◆ EXERCISE GOAL: In the following material, identify every line holding the string "Protons" and return it.

◆ Items from a data source:

"""

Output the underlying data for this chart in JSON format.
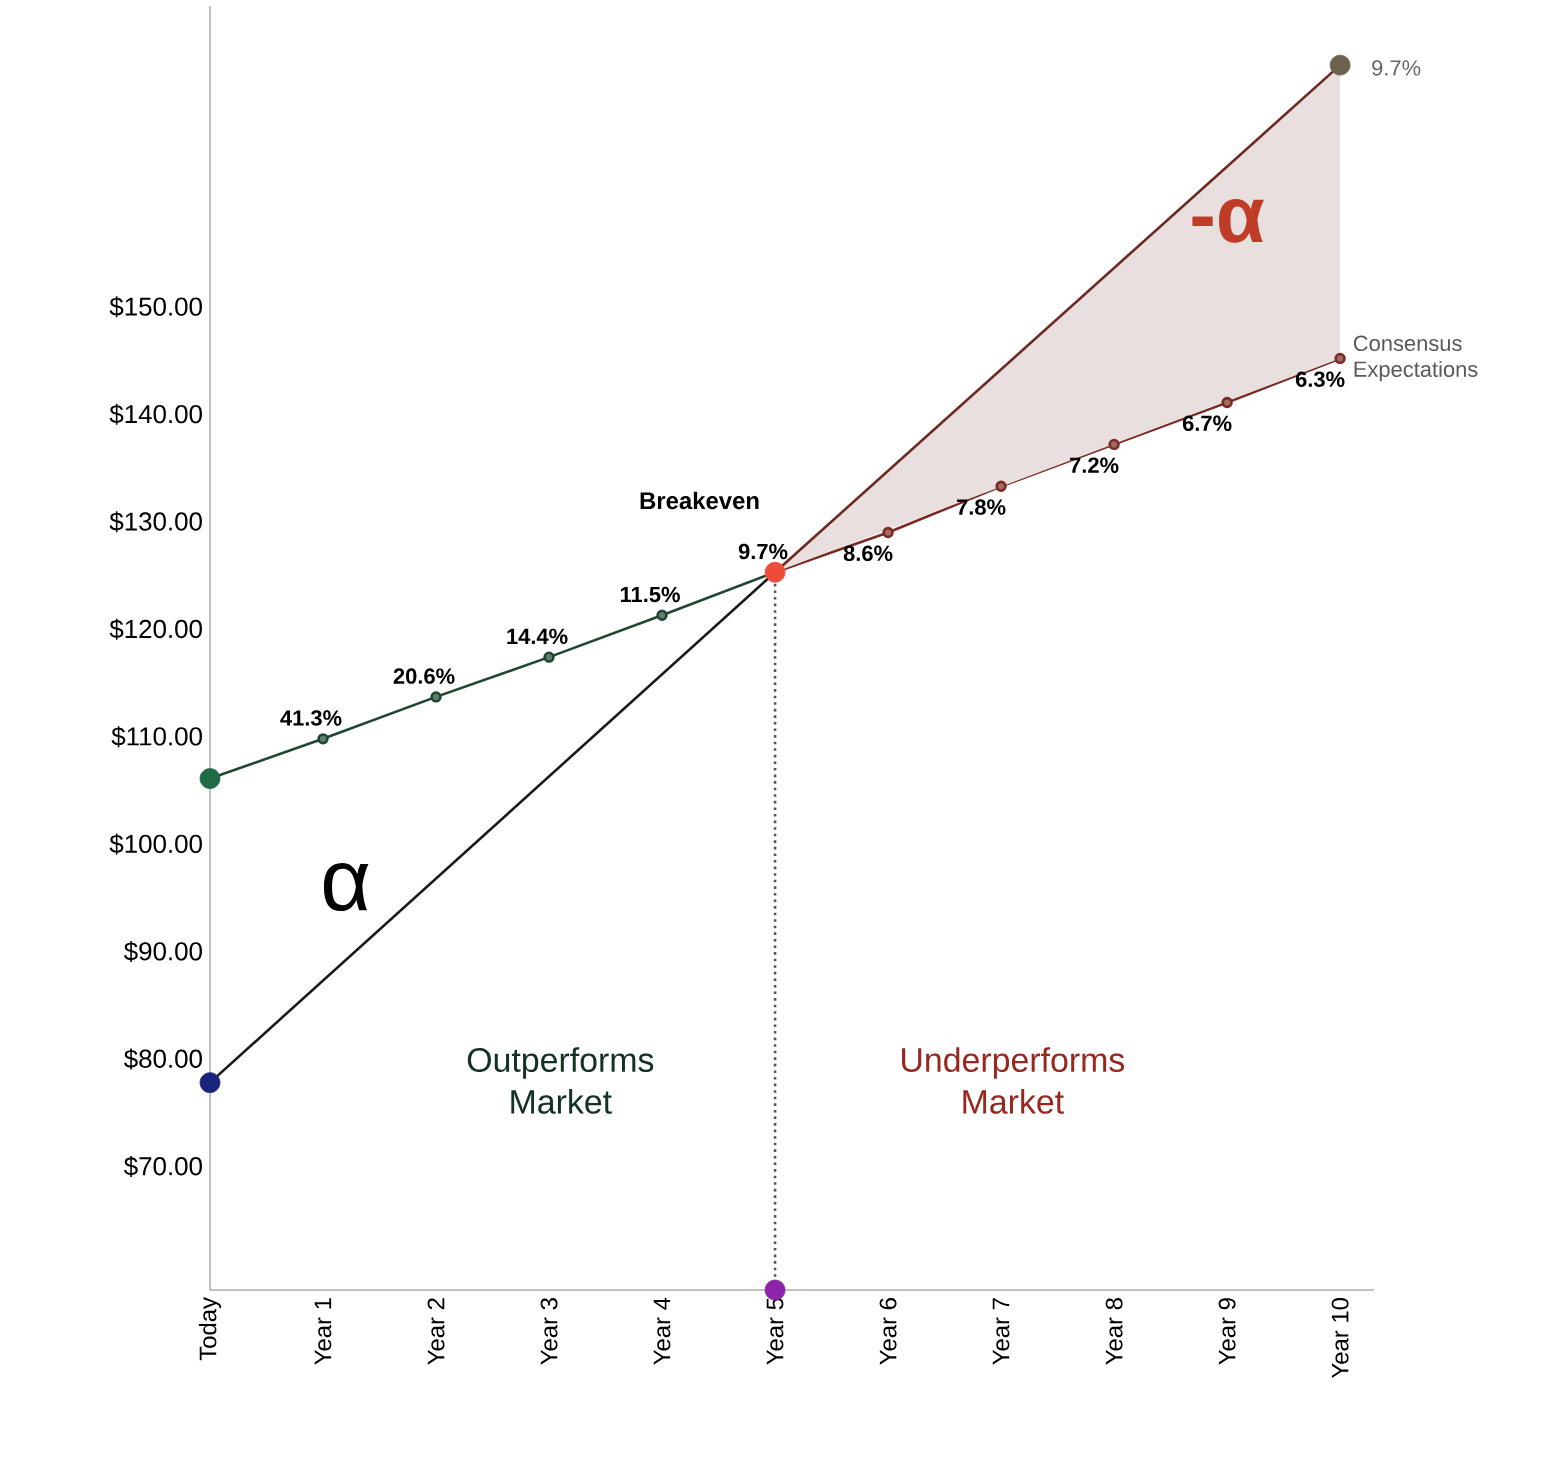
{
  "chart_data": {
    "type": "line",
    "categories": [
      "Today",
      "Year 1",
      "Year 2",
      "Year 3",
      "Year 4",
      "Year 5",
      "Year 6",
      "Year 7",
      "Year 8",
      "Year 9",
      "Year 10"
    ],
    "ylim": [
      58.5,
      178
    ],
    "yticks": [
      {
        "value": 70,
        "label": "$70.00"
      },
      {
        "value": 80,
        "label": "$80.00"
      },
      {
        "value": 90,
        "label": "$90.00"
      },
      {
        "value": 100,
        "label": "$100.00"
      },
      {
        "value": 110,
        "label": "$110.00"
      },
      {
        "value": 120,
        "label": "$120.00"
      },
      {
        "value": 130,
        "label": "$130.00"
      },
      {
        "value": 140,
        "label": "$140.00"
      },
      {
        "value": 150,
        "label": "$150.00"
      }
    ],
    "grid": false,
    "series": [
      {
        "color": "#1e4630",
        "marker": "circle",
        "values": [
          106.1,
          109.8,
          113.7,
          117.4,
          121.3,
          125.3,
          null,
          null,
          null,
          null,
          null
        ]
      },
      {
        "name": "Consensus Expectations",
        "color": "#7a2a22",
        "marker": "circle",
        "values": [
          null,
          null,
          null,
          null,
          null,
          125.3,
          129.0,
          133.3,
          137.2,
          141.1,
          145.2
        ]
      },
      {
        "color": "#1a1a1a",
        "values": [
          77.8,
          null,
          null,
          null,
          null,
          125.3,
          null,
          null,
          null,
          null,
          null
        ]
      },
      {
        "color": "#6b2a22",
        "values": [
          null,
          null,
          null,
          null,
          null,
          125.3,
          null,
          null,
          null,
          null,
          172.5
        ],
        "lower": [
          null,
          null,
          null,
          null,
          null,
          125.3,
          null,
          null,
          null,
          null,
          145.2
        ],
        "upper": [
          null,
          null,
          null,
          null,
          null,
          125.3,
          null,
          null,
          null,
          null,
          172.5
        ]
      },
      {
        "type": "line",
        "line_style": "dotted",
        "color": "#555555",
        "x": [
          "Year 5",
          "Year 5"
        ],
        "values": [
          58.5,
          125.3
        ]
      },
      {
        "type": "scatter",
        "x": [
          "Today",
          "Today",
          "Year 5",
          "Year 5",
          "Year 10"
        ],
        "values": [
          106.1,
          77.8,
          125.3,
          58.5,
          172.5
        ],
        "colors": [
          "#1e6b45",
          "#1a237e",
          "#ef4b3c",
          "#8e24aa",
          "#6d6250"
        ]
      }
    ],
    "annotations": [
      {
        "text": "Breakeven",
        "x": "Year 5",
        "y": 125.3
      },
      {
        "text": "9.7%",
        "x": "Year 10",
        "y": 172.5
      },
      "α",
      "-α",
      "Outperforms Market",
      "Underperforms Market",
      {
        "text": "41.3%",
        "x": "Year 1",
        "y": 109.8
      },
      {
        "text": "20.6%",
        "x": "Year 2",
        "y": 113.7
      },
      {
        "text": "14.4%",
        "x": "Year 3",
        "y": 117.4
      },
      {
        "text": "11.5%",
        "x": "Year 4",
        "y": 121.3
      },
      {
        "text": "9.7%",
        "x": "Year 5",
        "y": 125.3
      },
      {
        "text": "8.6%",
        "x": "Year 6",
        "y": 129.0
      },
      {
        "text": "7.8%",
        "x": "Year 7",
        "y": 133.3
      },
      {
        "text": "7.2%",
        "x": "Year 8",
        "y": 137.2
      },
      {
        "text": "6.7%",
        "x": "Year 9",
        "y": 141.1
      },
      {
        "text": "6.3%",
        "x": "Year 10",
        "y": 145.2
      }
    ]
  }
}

"""
"""

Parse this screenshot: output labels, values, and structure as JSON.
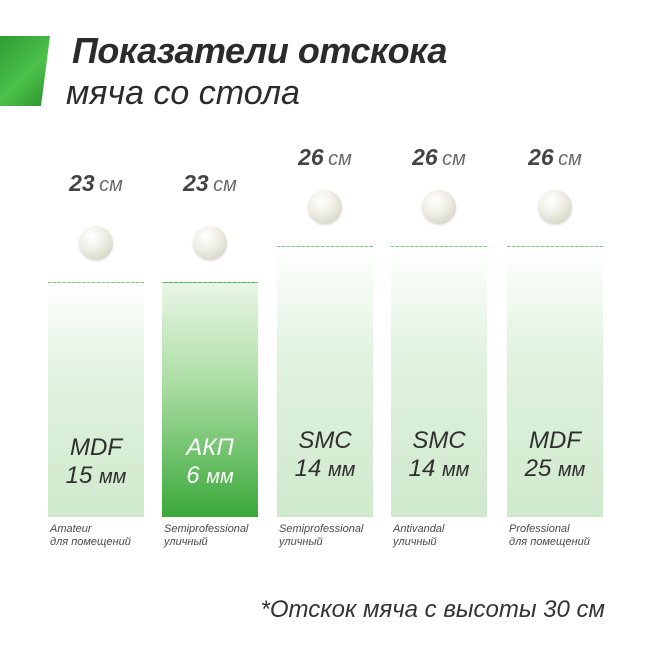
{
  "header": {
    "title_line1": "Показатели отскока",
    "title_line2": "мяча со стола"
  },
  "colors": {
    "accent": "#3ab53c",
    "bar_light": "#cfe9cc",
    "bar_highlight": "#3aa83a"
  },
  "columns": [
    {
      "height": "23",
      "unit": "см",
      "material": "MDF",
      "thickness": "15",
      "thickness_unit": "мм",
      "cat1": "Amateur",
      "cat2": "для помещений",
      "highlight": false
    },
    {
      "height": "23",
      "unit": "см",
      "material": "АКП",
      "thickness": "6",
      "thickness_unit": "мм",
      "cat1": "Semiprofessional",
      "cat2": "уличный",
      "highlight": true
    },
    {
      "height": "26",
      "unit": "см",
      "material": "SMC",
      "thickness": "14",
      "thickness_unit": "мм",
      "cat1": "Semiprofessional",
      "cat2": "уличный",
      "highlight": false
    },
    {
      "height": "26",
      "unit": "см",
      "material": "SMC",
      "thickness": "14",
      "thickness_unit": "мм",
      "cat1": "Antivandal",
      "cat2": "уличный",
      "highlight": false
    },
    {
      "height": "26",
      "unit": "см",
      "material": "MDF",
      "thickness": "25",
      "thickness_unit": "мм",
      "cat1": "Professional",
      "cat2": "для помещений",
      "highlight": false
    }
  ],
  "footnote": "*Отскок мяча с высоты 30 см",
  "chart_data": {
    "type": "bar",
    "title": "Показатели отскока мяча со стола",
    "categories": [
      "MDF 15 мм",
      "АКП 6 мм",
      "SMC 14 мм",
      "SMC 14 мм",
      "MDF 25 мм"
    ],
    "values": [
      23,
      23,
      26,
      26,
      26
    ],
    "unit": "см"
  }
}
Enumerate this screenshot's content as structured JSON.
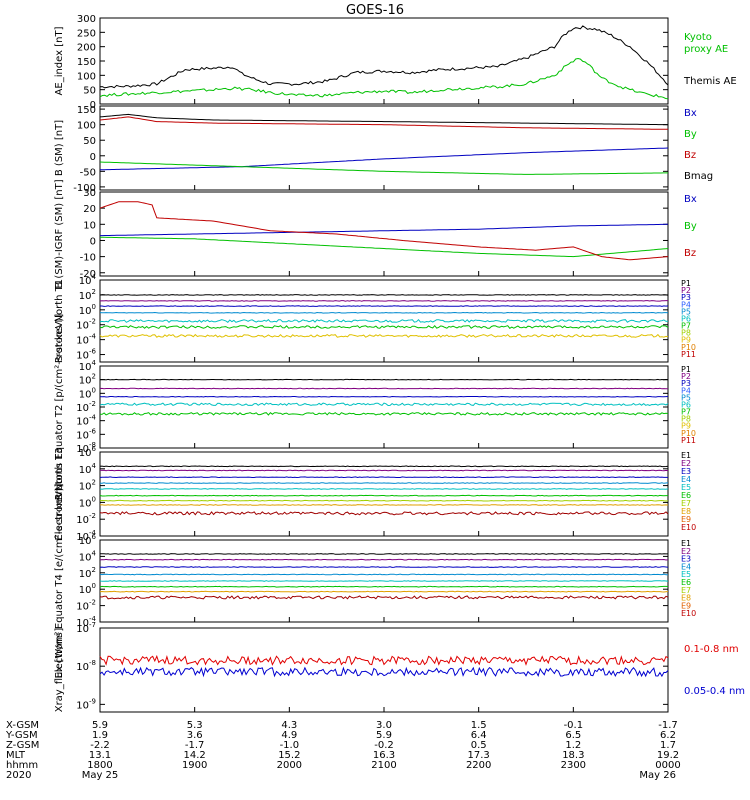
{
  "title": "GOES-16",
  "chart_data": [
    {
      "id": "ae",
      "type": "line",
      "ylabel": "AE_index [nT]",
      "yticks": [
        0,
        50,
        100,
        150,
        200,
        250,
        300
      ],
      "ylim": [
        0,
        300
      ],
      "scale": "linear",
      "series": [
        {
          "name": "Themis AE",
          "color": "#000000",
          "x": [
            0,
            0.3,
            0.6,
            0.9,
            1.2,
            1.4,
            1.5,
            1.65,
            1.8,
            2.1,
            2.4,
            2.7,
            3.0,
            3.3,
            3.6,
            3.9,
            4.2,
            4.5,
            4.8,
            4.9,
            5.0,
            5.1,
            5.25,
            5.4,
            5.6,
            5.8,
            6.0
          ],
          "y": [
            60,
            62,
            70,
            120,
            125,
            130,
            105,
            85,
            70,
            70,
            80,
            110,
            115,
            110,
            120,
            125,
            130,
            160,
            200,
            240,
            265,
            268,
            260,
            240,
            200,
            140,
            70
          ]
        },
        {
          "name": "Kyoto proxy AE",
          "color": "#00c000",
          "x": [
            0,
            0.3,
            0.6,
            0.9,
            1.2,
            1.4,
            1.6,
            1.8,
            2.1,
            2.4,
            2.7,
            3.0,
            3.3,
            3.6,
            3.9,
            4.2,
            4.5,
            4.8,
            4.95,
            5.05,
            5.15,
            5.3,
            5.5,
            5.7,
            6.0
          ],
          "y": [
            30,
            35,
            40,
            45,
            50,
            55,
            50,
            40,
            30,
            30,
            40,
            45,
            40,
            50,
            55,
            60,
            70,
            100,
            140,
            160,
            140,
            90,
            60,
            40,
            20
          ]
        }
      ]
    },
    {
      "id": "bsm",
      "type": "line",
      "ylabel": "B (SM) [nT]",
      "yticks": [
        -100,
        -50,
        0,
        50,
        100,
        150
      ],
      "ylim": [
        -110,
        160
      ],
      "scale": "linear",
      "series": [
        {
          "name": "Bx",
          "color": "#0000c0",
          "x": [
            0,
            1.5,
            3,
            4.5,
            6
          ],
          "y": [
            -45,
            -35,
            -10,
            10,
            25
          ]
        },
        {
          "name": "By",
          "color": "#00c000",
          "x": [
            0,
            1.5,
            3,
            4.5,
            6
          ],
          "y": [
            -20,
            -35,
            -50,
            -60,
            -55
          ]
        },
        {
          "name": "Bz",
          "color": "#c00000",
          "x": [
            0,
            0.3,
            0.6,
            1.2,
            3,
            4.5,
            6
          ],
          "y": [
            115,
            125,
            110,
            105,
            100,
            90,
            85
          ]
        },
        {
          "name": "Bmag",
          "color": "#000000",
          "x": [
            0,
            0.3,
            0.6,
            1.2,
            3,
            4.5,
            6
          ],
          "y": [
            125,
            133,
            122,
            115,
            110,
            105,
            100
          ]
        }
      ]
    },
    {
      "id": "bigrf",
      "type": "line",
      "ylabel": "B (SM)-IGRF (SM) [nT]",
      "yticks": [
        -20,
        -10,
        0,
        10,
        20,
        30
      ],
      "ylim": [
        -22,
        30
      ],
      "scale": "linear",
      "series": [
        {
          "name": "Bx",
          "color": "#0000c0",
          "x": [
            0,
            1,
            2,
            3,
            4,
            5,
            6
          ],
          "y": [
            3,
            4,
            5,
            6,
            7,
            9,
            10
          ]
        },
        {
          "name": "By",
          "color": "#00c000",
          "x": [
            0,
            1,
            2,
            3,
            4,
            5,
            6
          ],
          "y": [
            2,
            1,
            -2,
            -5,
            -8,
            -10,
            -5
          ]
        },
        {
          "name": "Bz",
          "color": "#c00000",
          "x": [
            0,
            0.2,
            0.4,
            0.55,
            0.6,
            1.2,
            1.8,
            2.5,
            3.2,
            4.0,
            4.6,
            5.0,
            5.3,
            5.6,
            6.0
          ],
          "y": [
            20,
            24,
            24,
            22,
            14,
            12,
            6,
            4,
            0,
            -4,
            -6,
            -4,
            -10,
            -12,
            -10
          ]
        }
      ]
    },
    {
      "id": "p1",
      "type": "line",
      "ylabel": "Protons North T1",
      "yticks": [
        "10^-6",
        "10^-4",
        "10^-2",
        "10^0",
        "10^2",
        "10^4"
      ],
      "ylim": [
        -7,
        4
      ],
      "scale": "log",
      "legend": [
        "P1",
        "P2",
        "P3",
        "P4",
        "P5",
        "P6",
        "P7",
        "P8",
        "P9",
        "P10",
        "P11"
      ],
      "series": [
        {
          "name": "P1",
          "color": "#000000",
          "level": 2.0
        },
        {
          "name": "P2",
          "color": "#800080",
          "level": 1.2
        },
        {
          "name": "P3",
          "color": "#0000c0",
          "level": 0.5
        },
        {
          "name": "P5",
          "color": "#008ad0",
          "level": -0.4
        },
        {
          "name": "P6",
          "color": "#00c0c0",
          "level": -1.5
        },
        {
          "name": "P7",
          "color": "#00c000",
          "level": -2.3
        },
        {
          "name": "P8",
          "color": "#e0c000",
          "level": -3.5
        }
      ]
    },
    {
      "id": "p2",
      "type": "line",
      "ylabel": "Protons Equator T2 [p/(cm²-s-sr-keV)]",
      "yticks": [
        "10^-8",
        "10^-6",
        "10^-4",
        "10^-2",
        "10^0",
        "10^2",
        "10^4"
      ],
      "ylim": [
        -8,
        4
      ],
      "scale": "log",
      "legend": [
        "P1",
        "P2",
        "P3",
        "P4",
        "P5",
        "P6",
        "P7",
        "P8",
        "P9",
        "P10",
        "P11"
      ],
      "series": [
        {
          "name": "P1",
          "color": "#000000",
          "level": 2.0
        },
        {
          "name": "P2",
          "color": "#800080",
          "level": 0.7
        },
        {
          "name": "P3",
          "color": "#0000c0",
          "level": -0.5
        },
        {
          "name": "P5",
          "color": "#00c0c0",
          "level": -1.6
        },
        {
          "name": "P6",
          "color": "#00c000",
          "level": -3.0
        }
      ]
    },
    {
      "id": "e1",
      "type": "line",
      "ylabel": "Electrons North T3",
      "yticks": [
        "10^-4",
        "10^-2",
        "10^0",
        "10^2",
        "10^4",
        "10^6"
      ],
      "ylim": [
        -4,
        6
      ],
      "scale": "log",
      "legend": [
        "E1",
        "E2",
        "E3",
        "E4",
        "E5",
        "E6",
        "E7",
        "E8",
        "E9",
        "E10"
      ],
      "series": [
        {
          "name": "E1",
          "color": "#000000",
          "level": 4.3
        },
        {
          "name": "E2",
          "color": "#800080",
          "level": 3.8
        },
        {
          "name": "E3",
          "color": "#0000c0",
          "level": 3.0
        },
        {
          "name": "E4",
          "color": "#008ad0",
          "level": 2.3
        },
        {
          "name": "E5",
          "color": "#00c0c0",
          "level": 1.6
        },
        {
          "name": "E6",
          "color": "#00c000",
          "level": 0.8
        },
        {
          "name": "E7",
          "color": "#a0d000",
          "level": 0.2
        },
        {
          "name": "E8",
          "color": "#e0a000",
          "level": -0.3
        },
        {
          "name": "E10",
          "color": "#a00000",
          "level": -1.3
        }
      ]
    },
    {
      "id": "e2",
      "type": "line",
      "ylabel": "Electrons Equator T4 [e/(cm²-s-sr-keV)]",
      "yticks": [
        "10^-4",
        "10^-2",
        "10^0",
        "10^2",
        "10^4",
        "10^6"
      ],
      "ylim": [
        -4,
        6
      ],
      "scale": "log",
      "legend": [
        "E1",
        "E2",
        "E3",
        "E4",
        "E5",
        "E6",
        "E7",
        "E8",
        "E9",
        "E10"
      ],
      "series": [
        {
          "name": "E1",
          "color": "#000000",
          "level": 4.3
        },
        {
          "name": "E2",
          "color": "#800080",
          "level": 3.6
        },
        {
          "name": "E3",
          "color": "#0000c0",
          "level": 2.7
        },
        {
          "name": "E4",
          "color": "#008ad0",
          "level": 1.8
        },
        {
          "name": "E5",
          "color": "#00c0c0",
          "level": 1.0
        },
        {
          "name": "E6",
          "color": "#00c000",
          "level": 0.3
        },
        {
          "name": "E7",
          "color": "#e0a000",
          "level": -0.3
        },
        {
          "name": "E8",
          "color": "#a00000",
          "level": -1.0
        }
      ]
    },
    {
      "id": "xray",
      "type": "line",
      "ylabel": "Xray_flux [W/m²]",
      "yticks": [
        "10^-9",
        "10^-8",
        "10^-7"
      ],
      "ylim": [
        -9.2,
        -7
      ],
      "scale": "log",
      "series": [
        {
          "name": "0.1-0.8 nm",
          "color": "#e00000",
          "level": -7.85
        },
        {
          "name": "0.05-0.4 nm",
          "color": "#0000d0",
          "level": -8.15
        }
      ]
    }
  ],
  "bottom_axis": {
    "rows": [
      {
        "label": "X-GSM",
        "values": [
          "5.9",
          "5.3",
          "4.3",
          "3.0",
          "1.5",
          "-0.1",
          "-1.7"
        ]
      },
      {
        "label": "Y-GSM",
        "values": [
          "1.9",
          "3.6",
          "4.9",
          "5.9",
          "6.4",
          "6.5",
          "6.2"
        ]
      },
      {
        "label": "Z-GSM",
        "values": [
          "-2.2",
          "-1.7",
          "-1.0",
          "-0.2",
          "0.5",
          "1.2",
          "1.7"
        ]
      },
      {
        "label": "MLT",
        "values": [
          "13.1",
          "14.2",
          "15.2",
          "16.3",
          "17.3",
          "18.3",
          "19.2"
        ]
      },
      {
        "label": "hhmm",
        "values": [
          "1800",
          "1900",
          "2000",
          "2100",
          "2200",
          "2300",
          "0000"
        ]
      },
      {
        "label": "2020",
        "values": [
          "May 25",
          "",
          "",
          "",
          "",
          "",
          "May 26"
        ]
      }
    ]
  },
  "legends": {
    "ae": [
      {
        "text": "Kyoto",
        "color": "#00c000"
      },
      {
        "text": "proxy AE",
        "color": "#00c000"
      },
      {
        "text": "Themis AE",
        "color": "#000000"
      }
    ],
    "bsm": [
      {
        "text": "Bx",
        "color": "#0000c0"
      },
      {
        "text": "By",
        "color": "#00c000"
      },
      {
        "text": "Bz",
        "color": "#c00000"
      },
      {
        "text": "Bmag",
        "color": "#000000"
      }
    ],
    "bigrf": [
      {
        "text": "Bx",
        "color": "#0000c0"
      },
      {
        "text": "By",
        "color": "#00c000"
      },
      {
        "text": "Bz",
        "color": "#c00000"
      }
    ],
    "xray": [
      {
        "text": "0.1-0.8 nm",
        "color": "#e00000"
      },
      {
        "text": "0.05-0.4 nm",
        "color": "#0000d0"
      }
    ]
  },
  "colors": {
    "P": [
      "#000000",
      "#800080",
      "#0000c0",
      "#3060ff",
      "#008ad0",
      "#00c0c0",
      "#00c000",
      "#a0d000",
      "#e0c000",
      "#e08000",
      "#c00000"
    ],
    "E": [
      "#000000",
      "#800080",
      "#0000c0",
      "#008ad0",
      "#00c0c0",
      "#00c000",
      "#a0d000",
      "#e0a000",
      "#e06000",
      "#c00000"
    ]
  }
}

"""

◆ FULL RESPONSE:
      "ylabel": "Protons North T1",
      "ylabel": "Protons Equator T2 [p/(cm²-s-sr-keV)]",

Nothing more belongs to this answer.